* To be done
Present each line of the entries below that holds the word "were".

* Records for this exercise
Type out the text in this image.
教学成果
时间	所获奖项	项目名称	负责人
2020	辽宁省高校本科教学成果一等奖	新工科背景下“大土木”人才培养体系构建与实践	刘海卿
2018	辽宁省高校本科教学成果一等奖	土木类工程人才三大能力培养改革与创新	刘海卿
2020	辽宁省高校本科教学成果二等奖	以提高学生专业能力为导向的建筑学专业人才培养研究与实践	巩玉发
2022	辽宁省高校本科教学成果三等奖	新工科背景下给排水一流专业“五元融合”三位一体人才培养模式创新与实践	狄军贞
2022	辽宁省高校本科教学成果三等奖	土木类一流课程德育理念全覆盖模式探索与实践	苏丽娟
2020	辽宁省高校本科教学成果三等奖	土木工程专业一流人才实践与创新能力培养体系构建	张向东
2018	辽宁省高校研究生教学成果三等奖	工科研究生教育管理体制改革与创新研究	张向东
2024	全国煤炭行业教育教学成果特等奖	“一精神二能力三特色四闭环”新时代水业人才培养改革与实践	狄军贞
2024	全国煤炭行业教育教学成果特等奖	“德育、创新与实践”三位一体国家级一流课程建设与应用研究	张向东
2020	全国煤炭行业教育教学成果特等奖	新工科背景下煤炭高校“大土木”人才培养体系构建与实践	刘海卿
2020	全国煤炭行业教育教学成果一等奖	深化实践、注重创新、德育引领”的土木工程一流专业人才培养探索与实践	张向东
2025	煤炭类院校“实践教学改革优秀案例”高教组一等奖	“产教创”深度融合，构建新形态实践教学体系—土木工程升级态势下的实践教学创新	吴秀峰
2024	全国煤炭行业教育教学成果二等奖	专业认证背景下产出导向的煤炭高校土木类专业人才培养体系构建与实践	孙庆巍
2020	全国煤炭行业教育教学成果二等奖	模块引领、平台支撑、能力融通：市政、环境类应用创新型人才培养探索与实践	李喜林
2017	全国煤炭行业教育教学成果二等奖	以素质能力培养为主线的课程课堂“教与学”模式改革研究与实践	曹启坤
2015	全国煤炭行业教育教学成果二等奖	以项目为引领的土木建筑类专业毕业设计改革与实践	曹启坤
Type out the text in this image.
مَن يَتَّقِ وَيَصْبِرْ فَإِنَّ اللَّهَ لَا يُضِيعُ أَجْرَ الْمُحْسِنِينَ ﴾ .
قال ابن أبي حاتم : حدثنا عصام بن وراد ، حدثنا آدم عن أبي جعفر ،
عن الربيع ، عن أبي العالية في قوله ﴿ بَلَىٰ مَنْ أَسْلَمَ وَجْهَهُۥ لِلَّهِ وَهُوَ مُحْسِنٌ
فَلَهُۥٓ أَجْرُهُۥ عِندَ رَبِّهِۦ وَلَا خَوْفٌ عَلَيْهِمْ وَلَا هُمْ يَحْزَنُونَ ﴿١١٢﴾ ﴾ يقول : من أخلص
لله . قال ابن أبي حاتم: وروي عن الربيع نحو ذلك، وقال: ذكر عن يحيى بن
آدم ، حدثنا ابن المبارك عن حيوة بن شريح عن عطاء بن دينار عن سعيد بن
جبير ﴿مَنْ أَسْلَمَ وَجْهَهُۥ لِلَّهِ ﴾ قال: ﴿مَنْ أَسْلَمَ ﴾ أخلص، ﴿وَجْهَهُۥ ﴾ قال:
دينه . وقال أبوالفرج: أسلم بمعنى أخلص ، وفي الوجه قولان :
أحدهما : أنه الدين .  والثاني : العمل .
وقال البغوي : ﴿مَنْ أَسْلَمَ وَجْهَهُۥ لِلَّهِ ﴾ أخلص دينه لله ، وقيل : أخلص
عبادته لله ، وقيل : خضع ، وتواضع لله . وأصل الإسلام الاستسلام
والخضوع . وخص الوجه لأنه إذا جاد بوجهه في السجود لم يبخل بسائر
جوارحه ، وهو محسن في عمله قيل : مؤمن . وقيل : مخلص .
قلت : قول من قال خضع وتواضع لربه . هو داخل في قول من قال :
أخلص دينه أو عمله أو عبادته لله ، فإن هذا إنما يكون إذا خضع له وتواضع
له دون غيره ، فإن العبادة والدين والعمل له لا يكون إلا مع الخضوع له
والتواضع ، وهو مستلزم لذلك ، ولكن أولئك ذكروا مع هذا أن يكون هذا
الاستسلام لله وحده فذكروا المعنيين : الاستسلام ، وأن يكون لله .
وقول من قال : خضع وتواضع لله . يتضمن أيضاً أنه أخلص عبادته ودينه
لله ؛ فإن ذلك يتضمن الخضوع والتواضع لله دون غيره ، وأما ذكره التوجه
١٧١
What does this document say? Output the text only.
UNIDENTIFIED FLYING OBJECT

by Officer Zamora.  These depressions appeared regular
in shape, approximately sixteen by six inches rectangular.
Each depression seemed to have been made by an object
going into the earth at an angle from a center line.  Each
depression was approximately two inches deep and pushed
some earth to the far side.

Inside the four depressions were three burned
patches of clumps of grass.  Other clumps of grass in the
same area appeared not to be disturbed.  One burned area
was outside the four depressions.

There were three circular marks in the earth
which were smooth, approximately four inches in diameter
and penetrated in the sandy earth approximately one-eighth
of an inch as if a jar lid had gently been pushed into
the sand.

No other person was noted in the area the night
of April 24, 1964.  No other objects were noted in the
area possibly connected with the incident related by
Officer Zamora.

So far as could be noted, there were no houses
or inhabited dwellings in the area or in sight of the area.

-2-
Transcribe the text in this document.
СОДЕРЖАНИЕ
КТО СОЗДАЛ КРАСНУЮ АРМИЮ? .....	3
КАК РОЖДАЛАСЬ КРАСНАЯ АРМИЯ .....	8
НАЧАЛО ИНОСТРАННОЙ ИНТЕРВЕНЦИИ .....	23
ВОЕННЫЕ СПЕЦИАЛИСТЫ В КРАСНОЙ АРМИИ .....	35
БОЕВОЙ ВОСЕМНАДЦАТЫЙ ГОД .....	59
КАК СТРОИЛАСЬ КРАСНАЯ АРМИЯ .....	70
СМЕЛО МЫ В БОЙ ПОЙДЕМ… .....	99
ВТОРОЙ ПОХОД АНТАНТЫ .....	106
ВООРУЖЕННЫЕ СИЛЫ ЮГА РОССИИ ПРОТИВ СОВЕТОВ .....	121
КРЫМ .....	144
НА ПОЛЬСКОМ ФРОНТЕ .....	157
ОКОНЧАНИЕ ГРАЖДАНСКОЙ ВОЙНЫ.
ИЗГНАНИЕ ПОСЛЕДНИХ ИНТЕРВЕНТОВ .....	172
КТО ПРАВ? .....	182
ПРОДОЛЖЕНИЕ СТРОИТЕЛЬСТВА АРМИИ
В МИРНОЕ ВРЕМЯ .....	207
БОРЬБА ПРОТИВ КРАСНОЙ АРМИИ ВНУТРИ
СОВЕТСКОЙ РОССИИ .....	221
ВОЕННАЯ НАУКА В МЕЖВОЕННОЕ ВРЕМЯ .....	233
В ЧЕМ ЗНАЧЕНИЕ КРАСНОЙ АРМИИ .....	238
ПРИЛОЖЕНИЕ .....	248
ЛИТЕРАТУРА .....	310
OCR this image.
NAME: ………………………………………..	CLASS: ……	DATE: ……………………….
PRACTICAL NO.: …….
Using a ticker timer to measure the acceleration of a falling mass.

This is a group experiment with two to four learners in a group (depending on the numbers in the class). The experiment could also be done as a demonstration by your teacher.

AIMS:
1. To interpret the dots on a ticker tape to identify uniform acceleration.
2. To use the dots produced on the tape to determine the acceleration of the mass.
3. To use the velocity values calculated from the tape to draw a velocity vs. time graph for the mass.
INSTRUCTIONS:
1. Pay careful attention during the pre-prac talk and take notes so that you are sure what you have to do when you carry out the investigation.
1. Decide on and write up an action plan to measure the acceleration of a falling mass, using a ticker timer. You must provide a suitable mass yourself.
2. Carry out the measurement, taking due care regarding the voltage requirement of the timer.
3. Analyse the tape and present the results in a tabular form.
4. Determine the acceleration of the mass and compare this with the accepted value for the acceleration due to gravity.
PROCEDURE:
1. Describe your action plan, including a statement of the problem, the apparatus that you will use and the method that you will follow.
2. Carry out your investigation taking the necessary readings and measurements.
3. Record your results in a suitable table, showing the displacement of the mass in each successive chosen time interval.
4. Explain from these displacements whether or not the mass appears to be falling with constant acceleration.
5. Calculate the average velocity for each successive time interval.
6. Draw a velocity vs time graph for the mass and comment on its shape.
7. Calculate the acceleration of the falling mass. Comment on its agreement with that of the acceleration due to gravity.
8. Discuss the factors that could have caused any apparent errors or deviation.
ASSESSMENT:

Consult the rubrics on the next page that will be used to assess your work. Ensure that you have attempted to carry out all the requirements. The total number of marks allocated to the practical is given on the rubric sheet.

* Reply
Inside the four depressions were three burned
There were three circular marks in the earth
which were smooth, approximately four inches in diameter
of April 24, 1964.  No other objects were noted in the
So far as could be noted, there were no houses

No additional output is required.